Give the listing again in full, exactly as written.

─── Task input ───

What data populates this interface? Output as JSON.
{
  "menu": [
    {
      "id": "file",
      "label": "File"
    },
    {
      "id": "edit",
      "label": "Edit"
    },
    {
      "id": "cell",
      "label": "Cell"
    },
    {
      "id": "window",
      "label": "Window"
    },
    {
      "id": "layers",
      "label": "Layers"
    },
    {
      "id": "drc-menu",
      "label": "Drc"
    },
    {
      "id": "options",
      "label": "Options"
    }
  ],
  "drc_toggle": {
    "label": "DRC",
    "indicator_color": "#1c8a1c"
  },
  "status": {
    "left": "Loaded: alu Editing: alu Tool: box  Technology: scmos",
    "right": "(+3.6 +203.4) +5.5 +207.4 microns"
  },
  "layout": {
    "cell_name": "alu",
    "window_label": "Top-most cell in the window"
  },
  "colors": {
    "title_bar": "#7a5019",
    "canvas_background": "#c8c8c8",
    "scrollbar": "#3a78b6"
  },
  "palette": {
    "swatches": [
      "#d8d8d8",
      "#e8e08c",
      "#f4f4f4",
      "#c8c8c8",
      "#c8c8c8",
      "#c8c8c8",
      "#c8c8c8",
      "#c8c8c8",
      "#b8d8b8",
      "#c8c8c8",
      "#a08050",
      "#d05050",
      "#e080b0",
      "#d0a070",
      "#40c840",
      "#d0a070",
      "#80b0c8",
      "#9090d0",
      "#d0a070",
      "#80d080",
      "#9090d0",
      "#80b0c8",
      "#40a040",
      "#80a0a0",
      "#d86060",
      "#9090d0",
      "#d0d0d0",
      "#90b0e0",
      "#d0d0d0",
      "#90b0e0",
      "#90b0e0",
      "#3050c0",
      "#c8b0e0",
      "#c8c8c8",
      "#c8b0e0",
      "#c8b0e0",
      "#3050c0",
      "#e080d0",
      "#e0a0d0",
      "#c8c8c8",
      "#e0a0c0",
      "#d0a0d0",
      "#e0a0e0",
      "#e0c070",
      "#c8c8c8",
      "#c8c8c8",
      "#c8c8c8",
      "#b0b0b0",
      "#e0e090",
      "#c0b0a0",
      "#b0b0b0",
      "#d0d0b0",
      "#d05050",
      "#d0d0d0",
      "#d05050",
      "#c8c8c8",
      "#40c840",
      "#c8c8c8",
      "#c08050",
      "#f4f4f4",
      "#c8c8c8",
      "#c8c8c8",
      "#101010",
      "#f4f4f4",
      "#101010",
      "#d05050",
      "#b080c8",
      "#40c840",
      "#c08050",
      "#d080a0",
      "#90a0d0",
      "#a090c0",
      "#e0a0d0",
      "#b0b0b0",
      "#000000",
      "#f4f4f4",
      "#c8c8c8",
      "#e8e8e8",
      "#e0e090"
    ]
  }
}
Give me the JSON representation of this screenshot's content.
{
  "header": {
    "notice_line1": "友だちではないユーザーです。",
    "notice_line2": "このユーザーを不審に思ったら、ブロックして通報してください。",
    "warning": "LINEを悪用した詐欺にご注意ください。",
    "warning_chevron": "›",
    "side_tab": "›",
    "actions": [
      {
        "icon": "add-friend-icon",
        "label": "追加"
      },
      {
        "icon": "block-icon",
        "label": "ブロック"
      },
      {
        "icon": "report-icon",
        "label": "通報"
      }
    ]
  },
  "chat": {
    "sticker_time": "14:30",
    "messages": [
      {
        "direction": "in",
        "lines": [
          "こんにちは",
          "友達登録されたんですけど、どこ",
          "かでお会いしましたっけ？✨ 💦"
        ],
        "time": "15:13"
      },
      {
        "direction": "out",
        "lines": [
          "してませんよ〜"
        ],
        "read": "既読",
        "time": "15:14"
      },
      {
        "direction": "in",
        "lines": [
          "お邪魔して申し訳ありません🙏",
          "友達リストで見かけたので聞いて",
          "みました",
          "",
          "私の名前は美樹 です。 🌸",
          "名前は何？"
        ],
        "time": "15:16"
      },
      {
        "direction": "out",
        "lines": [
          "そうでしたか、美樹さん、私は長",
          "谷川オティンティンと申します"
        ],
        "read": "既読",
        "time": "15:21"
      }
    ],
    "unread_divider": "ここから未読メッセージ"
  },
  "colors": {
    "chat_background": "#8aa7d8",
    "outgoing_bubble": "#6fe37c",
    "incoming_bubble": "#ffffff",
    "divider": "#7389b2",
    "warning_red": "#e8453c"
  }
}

───

Complete output:
What data populates this interface? Output as JSON.
{
  "menu": [
    {
      "id": "file",
      "label": "File"
    },
    {
      "id": "edit",
      "label": "Edit"
    },
    {
      "id": "cell",
      "label": "Cell"
    },
    {
      "id": "window",
      "label": "Window"
    },
    {
      "id": "layers",
      "label": "Layers"
    },
    {
      "id": "drc-menu",
      "label": "Drc"
    },
    {
      "id": "options",
      "label": "Options"
    }
  ],
  "drc_toggle": {
    "label": "DRC",
    "indicator_color": "#1c8a1c"
  },
  "status": {
    "left": "Loaded: alu Editing: alu Tool: box  Technology: scmos",
    "right": "(+3.6 +203.4) +5.5 +207.4 microns"
  },
  "layout": {
    "cell_name": "alu",
    "window_label": "Top-most cell in the window"
  },
  "colors": {
    "title_bar": "#7a5019",
    "canvas_background": "#c8c8c8",
    "scrollbar": "#3a78b6"
  },
  "palette": {
    "swatches": [
      "#d8d8d8",
      "#e8e08c",
      "#f4f4f4",
      "#c8c8c8",
      "#c8c8c8",
      "#c8c8c8",
      "#c8c8c8",
      "#c8c8c8",
      "#b8d8b8",
      "#c8c8c8",
      "#a08050",
      "#d05050",
      "#e080b0",
      "#d0a070",
      "#40c840",
      "#d0a070",
      "#80b0c8",
      "#9090d0",
      "#d0a070",
      "#80d080",
      "#9090d0",
      "#80b0c8",
      "#40a040",
      "#80a0a0",
      "#d86060",
      "#9090d0",
      "#d0d0d0",
      "#90b0e0",
      "#d0d0d0",
      "#90b0e0",
      "#90b0e0",
      "#3050c0",
      "#c8b0e0",
      "#c8c8c8",
      "#c8b0e0",
      "#c8b0e0",
      "#3050c0",
      "#e080d0",
      "#e0a0d0",
      "#c8c8c8",
      "#e0a0c0",
      "#d0a0d0",
      "#e0a0e0",
      "#e0c070",
      "#c8c8c8",
      "#c8c8c8",
      "#c8c8c8",
      "#b0b0b0",
      "#e0e090",
      "#c0b0a0",
      "#b0b0b0",
      "#d0d0b0",
      "#d05050",
      "#d0d0d0",
      "#d05050",
      "#c8c8c8",
      "#40c840",
      "#c8c8c8",
      "#c08050",
      "#f4f4f4",
      "#c8c8c8",
      "#c8c8c8",
      "#101010",
      "#f4f4f4",
      "#101010",
      "#d05050",
      "#b080c8",
      "#40c840",
      "#c08050",
      "#d080a0",
      "#90a0d0",
      "#a090c0",
      "#e0a0d0",
      "#b0b0b0",
      "#000000",
      "#f4f4f4",
      "#c8c8c8",
      "#e8e8e8",
      "#e0e090"
    ]
  }
}
Give me the JSON representation of this screenshot's content.
{
  "header": {
    "notice_line1": "友だちではないユーザーです。",
    "notice_line2": "このユーザーを不審に思ったら、ブロックして通報してください。",
    "warning": "LINEを悪用した詐欺にご注意ください。",
    "warning_chevron": "›",
    "side_tab": "›",
    "actions": [
      {
        "icon": "add-friend-icon",
        "label": "追加"
      },
      {
        "icon": "block-icon",
        "label": "ブロック"
      },
      {
        "icon": "report-icon",
        "label": "通報"
      }
    ]
  },
  "chat": {
    "sticker_time": "14:30",
    "messages": [
      {
        "direction": "in",
        "lines": [
          "こんにちは",
          "友達登録されたんですけど、どこ",
          "かでお会いしましたっけ？✨ 💦"
        ],
        "time": "15:13"
      },
      {
        "direction": "out",
        "lines": [
          "してませんよ〜"
        ],
        "read": "既読",
        "time": "15:14"
      },
      {
        "direction": "in",
        "lines": [
          "お邪魔して申し訳ありません🙏",
          "友達リストで見かけたので聞いて",
          "みました",
          "",
          "私の名前は美樹 です。 🌸",
          "名前は何？"
        ],
        "time": "15:16"
      },
      {
        "direction": "out",
        "lines": [
          "そうでしたか、美樹さん、私は長",
          "谷川オティンティンと申します"
        ],
        "read": "既読",
        "time": "15:21"
      }
    ],
    "unread_divider": "ここから未読メッセージ"
  },
  "colors": {
    "chat_background": "#8aa7d8",
    "outgoing_bubble": "#6fe37c",
    "incoming_bubble": "#ffffff",
    "divider": "#7389b2",
    "warning_red": "#e8453c"
  }
}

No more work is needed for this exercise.